(Excerpt from a dataset)
++++++++
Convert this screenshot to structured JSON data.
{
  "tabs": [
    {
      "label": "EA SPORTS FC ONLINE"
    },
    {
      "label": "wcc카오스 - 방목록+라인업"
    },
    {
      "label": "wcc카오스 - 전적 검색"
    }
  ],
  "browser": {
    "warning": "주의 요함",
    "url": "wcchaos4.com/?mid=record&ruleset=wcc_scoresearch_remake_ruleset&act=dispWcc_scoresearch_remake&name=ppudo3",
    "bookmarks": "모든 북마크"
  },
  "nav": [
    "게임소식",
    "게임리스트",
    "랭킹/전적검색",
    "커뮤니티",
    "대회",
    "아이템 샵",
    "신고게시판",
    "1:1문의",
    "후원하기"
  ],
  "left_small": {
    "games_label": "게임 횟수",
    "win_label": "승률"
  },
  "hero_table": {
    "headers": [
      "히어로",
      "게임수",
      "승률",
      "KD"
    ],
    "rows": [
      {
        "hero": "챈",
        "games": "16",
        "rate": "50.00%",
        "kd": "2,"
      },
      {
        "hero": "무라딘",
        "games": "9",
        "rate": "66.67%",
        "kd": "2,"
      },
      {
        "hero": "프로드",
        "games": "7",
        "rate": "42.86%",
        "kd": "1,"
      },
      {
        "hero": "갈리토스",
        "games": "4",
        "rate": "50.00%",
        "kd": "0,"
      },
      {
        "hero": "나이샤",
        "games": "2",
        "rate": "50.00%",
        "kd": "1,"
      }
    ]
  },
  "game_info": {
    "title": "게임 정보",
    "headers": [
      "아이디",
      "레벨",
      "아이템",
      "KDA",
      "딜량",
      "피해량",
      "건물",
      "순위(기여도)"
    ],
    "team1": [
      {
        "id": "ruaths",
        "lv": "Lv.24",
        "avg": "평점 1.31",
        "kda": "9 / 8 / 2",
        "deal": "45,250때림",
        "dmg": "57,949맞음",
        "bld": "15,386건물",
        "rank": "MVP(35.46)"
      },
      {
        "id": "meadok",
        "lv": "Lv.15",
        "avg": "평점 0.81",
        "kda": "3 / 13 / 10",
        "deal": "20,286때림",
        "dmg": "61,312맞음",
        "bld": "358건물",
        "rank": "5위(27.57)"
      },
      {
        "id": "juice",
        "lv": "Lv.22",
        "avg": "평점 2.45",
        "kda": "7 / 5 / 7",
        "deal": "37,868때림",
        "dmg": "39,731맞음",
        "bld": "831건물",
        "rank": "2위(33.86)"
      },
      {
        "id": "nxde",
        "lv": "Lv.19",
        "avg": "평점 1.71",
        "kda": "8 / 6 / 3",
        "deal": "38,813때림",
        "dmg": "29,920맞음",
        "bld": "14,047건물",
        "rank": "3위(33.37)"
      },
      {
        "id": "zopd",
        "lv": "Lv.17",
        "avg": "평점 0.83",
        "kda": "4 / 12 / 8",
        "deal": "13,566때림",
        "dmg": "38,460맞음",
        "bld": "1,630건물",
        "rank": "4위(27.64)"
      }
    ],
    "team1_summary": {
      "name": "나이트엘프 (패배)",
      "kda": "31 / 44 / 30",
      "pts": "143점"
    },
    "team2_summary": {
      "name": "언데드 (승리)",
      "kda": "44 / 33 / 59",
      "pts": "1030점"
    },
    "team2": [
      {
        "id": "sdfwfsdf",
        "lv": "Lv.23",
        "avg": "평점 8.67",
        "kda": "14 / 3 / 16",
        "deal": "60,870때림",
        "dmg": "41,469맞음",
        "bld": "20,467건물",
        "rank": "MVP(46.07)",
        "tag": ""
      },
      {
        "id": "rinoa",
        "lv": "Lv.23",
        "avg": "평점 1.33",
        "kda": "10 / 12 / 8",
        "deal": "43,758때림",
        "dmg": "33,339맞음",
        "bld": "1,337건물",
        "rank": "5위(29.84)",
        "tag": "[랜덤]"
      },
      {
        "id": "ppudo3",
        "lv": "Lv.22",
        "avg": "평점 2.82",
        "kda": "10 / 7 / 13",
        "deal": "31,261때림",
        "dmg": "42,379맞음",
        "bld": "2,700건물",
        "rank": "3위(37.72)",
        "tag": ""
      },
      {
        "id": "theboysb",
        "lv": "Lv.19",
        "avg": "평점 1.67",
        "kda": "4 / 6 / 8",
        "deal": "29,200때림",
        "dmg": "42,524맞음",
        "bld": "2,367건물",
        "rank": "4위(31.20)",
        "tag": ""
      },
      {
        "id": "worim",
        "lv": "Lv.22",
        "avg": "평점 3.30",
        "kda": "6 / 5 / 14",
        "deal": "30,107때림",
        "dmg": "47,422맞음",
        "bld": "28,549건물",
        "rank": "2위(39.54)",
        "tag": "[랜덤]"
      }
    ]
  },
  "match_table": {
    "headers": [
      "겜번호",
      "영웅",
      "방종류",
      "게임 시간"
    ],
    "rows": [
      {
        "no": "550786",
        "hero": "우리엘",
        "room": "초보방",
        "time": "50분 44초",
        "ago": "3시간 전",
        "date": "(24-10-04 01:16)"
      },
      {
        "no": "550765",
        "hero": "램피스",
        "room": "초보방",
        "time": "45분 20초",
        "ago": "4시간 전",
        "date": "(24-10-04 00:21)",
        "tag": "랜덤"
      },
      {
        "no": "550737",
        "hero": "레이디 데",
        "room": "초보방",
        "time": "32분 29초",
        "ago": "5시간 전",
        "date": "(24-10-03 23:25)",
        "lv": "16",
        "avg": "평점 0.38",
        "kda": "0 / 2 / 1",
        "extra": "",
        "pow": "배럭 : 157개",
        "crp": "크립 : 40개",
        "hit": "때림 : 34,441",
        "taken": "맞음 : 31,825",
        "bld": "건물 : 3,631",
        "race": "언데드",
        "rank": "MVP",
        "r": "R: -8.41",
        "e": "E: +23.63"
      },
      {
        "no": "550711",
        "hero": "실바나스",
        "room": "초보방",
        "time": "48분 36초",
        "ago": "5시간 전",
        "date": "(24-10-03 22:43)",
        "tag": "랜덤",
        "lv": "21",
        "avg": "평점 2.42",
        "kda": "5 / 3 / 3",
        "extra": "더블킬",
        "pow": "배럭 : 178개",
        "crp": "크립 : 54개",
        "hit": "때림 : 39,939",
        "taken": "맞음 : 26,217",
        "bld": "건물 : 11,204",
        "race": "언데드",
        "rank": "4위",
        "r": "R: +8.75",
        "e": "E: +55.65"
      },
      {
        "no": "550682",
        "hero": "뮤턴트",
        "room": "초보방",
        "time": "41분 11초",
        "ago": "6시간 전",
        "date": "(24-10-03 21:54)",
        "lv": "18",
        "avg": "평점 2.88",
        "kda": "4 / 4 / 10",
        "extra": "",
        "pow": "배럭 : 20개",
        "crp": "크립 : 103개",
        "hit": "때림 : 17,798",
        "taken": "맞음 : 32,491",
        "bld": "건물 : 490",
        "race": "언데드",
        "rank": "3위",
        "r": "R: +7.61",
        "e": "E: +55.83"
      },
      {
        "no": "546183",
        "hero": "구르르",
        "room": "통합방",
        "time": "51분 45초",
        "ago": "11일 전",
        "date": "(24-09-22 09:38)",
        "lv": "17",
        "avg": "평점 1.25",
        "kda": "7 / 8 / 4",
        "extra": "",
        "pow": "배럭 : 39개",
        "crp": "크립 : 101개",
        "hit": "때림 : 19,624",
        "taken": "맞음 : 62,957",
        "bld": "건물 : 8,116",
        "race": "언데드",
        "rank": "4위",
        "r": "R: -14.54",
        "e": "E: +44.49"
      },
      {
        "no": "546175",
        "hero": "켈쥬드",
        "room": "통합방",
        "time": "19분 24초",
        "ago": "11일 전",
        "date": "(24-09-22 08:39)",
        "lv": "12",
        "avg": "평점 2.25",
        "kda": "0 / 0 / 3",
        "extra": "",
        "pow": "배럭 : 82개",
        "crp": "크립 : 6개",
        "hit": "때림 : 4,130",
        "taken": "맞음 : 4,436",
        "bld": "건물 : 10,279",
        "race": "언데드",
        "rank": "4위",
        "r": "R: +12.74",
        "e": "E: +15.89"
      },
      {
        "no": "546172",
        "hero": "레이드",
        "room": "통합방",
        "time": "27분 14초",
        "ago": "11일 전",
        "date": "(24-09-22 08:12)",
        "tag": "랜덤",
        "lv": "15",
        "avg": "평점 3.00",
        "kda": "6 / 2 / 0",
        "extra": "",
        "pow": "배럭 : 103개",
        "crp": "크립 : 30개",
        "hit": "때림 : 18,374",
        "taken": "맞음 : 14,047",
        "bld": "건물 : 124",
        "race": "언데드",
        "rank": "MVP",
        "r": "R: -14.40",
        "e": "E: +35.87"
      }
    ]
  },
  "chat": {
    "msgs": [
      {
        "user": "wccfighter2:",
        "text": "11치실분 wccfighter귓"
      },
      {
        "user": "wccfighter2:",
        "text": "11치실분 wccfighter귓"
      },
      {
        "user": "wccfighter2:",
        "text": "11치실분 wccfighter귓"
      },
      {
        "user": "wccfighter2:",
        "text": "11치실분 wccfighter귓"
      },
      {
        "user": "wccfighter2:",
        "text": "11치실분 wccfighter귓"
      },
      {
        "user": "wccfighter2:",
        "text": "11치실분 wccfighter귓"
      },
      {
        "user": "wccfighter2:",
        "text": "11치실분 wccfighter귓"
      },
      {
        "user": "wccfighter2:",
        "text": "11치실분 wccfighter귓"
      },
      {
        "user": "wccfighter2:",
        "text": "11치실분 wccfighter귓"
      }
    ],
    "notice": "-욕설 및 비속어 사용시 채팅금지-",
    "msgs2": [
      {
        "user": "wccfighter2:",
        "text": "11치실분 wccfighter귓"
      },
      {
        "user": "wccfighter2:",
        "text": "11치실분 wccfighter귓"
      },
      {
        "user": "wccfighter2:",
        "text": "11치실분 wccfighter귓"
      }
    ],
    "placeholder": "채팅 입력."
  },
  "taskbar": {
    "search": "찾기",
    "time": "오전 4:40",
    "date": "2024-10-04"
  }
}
++++++++
* TO DO
Using the listing above, gather each line that holds the string "taken" and copy it.

* EXERCISE ANSWER
        "taken": "맞음 : 31,825",
        "taken": "맞음 : 26,217",
        "taken": "맞음 : 32,491",
        "taken": "맞음 : 62,957",
        "taken": "맞음 : 4,436",
        "taken": "맞음 : 14,047",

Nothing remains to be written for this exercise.